Recast the material as a JSON list of strings, one string per line and no blank lines, beginning at its first line and continuing through the line containing "thumb-ppt-window xyxy=(878,140,980,220)".
^^^^^^^^^^^^^^^^
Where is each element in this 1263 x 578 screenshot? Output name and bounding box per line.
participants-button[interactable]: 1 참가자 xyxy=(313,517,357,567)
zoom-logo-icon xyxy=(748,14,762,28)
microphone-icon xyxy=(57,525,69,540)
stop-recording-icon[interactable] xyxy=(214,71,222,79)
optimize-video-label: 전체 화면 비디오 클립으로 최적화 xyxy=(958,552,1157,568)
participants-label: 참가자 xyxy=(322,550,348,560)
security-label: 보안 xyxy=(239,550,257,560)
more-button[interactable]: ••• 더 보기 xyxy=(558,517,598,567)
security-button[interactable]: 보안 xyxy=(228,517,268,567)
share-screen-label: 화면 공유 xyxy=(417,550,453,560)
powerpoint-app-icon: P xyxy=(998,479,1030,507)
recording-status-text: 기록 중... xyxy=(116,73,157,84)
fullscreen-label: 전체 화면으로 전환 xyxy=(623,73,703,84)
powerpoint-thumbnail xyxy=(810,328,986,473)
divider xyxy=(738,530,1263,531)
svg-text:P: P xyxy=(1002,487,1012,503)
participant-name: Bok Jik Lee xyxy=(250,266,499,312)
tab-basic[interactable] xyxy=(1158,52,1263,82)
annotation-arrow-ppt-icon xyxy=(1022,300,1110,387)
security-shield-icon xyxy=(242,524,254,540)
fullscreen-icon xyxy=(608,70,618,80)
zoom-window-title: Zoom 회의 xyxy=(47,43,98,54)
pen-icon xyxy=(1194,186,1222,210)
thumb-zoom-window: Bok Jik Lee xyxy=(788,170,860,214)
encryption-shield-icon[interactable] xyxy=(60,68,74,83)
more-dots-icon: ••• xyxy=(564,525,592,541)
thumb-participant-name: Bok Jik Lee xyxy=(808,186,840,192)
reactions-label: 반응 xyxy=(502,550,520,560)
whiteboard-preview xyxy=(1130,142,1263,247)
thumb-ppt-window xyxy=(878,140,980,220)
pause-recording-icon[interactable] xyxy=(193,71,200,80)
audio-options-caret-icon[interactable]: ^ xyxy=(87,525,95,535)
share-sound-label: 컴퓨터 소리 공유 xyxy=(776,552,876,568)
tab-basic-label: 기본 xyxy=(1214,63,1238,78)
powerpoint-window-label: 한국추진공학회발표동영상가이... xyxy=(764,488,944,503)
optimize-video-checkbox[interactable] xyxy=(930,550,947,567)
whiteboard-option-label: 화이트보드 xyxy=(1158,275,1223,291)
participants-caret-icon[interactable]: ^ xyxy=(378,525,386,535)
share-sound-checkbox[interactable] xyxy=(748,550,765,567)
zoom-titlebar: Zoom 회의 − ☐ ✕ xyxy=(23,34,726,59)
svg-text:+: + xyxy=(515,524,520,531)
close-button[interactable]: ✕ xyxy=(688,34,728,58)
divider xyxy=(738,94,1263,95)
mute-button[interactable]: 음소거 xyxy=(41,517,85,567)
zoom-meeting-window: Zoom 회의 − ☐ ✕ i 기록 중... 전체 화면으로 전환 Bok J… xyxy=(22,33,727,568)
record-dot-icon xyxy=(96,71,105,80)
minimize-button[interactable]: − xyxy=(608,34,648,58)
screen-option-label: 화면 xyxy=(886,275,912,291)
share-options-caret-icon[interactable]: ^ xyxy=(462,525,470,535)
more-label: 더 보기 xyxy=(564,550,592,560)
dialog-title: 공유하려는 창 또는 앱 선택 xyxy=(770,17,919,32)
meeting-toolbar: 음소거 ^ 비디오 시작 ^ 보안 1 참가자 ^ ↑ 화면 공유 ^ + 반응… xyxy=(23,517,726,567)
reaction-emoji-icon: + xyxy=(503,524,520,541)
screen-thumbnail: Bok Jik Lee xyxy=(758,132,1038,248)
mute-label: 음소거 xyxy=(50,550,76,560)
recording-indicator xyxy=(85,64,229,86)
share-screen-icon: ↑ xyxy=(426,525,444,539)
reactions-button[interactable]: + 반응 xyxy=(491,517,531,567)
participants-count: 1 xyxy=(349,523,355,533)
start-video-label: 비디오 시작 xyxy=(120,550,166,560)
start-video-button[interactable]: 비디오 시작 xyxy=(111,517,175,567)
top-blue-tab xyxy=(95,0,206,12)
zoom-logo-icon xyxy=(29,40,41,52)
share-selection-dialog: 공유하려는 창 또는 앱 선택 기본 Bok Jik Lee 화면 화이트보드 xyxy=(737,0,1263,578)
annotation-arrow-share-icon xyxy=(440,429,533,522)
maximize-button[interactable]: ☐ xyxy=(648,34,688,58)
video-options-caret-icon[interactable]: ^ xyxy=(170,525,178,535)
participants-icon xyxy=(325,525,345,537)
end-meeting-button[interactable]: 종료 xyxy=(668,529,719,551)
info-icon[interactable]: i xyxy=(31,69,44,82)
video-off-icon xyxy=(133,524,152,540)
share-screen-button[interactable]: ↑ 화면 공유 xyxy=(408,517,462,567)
^^^^^^^^^^^^^^^^
• Full answer:
[
  "Where is each element in this 1263 x 578 screenshot? Output name and bounding box per line.",
  "participants-button[interactable]: 1 참가자 xyxy=(313,517,357,567)",
  "zoom-logo-icon xyxy=(748,14,762,28)",
  "microphone-icon xyxy=(57,525,69,540)",
  "stop-recording-icon[interactable] xyxy=(214,71,222,79)",
  "optimize-video-label: 전체 화면 비디오 클립으로 최적화 xyxy=(958,552,1157,568)",
  "participants-label: 참가자 xyxy=(322,550,348,560)",
  "security-label: 보안 xyxy=(239,550,257,560)",
  "more-button[interactable]: ••• 더 보기 xyxy=(558,517,598,567)",
  "security-button[interactable]: 보안 xyxy=(228,517,268,567)",
  "share-screen-label: 화면 공유 xyxy=(417,550,453,560)",
  "powerpoint-app-icon: P xyxy=(998,479,1030,507)",
  "recording-status-text: 기록 중... xyxy=(116,73,157,84)",
  "fullscreen-label: 전체 화면으로 전환 xyxy=(623,73,703,84)",
  "powerpoint-thumbnail xyxy=(810,328,986,473)",
  "divider xyxy=(738,530,1263,531)",
  "svg-text:P: P xyxy=(1002,487,1012,503)",
  "participant-name: Bok Jik Lee xyxy=(250,266,499,312)",
  "tab-basic[interactable] xyxy=(1158,52,1263,82)",
  "annotation-arrow-ppt-icon xyxy=(1022,300,1110,387)",
  "security-shield-icon xyxy=(242,524,254,540)",
  "fullscreen-icon xyxy=(608,70,618,80)",
  "zoom-window-title: Zoom 회의 xyxy=(47,43,98,54)",
  "pen-icon xyxy=(1194,186,1222,210)",
  "thumb-zoom-window: Bok Jik Lee xyxy=(788,170,860,214)",
  "encryption-shield-icon[interactable] xyxy=(60,68,74,83)",
  "more-dots-icon: ••• xyxy=(564,525,592,541)",
  "thumb-participant-name: Bok Jik Lee xyxy=(808,186,840,192)",
  "reactions-label: 반응 xyxy=(502,550,520,560)",
  "whiteboard-preview xyxy=(1130,142,1263,247)",
  "thumb-ppt-window xyxy=(878,140,980,220)"
]